Collected data entries
---+---
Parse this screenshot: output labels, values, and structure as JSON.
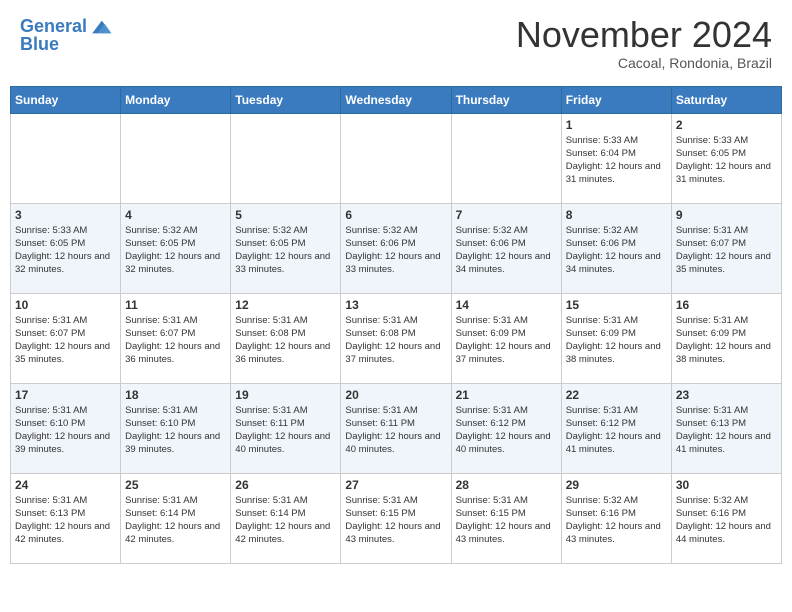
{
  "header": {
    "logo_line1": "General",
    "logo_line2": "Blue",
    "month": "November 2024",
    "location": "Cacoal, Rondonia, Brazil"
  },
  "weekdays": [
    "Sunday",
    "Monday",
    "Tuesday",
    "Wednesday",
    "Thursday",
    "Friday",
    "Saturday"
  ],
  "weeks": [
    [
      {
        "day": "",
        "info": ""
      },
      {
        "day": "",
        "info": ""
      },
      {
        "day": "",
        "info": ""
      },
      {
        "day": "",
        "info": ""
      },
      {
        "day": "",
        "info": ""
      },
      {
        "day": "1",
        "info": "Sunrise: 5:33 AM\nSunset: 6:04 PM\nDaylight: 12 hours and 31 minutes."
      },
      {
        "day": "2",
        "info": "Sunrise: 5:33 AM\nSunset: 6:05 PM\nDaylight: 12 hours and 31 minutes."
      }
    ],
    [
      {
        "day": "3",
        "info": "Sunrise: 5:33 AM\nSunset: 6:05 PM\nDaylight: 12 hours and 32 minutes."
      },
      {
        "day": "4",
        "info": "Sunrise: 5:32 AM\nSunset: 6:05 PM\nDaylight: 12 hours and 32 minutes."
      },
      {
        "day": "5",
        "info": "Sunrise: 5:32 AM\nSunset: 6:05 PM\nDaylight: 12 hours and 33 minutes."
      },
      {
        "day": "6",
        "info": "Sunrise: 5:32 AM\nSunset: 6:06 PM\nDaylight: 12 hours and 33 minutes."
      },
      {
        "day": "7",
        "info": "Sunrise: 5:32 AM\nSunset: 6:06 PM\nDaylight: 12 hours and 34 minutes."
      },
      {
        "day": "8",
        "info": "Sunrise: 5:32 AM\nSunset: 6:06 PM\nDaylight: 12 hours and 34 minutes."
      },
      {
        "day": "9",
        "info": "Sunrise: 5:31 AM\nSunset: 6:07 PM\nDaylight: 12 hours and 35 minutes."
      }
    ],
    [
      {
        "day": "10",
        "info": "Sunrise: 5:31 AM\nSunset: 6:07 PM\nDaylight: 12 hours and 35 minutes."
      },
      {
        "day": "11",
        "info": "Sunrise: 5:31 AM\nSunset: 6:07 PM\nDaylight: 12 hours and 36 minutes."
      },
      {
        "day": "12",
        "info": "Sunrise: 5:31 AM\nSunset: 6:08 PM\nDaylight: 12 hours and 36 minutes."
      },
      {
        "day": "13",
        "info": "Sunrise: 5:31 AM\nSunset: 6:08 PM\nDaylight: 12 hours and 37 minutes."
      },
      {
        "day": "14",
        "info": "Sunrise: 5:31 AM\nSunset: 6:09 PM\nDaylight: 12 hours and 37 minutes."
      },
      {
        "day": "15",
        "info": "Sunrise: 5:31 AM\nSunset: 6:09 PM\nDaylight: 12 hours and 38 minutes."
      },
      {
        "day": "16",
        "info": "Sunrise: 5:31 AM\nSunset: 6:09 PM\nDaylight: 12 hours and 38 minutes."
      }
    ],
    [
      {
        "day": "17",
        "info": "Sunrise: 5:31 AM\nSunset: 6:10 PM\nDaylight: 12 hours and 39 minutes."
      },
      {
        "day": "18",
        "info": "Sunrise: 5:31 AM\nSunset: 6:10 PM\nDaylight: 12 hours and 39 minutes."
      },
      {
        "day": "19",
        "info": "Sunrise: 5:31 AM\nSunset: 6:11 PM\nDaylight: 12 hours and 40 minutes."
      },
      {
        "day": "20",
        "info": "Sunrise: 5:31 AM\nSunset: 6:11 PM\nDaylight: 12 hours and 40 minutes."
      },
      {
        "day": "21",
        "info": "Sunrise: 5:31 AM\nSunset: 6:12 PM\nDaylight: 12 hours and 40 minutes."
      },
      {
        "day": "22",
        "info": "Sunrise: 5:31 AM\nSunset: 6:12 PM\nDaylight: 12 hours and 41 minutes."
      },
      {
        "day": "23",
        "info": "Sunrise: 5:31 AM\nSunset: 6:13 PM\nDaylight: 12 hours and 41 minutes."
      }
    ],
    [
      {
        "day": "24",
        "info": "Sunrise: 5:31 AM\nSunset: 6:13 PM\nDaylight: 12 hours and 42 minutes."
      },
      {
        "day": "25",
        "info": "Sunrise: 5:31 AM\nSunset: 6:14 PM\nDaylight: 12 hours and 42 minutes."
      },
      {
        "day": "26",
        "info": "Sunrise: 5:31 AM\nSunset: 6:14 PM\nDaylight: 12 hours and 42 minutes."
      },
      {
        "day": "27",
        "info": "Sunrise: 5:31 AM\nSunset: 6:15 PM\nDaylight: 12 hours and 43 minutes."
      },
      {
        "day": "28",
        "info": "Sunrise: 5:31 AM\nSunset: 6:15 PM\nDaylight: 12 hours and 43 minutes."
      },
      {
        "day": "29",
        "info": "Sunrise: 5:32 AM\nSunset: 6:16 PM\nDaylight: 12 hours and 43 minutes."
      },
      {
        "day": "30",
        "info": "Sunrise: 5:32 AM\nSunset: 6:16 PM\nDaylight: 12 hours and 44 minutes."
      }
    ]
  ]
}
---+---
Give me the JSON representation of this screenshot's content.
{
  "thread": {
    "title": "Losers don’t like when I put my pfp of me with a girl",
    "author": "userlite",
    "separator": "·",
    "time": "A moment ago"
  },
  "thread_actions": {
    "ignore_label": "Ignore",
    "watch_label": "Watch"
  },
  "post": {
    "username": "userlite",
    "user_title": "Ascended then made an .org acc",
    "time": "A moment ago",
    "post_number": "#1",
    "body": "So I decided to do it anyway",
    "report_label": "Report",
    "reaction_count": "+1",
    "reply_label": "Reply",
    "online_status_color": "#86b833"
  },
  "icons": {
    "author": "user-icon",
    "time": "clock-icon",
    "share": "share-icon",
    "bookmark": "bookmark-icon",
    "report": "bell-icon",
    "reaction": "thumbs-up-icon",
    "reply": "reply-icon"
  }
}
---+---
TASK TO COMPLETE:
From the listing above, pick out each line where the word "this" appears.

REPLY TO THE TASK:
Parse this screenshot: output labels, values, and structure as JSON.
Give me the JSON representation of this screenshot's content.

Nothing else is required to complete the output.